--- WORK TO BE COMPLETED ---
Go through the lines below and copy each one that holds the string "явища".

:: EXTRACTED INFORMATION

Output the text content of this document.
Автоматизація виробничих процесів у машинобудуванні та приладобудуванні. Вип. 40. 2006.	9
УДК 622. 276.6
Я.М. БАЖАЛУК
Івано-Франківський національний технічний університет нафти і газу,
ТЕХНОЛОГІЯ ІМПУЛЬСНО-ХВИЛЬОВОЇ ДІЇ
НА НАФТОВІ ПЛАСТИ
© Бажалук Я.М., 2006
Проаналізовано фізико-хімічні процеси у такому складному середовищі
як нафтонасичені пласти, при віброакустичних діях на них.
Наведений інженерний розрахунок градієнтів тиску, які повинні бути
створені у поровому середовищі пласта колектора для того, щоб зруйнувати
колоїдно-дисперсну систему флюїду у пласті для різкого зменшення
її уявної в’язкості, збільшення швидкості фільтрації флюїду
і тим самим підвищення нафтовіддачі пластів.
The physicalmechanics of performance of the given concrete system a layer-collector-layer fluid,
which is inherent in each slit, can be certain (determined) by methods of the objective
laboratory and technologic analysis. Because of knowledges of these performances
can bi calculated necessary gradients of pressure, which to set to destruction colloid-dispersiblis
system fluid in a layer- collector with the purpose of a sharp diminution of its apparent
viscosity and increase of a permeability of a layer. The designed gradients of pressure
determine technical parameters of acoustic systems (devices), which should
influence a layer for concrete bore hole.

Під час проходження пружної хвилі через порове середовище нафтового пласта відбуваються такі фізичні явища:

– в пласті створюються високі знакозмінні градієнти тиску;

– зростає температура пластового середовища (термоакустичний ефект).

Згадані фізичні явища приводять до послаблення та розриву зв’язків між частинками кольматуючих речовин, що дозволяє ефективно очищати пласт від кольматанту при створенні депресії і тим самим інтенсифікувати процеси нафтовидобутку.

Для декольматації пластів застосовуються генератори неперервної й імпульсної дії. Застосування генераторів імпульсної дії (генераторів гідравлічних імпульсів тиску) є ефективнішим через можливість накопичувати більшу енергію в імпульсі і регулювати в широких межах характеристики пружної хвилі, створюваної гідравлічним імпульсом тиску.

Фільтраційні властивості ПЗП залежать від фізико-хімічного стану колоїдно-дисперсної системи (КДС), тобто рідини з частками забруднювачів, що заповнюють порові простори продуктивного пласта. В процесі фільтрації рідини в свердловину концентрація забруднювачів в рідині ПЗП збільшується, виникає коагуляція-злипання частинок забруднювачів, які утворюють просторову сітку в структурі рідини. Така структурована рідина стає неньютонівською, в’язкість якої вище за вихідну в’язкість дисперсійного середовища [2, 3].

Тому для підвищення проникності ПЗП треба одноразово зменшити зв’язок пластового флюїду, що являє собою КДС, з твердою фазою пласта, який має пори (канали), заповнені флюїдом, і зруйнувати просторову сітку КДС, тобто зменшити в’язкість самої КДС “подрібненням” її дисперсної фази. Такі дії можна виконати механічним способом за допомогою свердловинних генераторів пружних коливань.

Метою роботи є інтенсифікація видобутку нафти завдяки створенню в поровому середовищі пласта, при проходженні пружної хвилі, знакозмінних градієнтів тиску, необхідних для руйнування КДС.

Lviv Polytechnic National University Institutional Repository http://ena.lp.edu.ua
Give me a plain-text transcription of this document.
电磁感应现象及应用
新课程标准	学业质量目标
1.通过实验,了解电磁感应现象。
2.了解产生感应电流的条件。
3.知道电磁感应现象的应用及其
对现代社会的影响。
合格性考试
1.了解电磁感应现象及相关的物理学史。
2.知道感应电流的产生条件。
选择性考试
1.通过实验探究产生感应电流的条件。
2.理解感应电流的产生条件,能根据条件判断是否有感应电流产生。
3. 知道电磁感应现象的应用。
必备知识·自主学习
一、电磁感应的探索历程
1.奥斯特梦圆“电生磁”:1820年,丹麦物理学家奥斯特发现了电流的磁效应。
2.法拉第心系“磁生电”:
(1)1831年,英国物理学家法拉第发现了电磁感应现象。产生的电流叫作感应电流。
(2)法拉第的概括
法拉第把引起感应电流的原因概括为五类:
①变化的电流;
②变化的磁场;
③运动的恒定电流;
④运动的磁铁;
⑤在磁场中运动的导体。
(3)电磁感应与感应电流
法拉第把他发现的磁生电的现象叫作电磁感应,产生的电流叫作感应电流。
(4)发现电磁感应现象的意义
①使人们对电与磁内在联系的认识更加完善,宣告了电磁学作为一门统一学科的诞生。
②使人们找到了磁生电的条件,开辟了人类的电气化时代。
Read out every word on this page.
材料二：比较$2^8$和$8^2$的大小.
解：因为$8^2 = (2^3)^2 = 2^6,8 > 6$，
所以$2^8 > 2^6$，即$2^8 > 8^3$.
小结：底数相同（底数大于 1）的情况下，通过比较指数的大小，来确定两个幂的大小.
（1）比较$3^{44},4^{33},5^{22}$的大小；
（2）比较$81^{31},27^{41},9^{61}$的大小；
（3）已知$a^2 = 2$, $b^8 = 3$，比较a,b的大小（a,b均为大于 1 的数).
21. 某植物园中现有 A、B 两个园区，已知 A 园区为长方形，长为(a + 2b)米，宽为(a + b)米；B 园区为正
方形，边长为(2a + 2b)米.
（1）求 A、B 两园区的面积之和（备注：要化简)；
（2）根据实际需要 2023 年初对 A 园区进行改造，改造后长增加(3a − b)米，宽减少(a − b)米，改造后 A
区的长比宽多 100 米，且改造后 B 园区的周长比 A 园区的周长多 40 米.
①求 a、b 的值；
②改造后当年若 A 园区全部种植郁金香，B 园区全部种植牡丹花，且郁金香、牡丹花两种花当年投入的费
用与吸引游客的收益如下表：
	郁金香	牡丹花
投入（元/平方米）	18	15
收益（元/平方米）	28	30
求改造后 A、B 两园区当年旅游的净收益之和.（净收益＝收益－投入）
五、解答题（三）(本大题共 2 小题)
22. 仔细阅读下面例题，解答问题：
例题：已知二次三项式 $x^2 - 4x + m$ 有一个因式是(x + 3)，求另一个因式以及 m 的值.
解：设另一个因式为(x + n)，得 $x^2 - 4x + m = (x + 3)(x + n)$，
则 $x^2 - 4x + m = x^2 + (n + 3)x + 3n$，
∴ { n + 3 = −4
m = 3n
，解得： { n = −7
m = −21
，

::::

--- ANSWER FOR THIS EXERCISE ---
Під час проходження пружної хвилі через порове середовище нафтового пласта відбуваються такі фізичні явища:
Згадані фізичні явища приводять до послаблення та розриву зв’язків між частинками кольматуючих речовин, що дозволяє ефективно очищати пласт від кольматанту при створенні депресії і тим самим інтенсифікувати процеси нафтовидобутку.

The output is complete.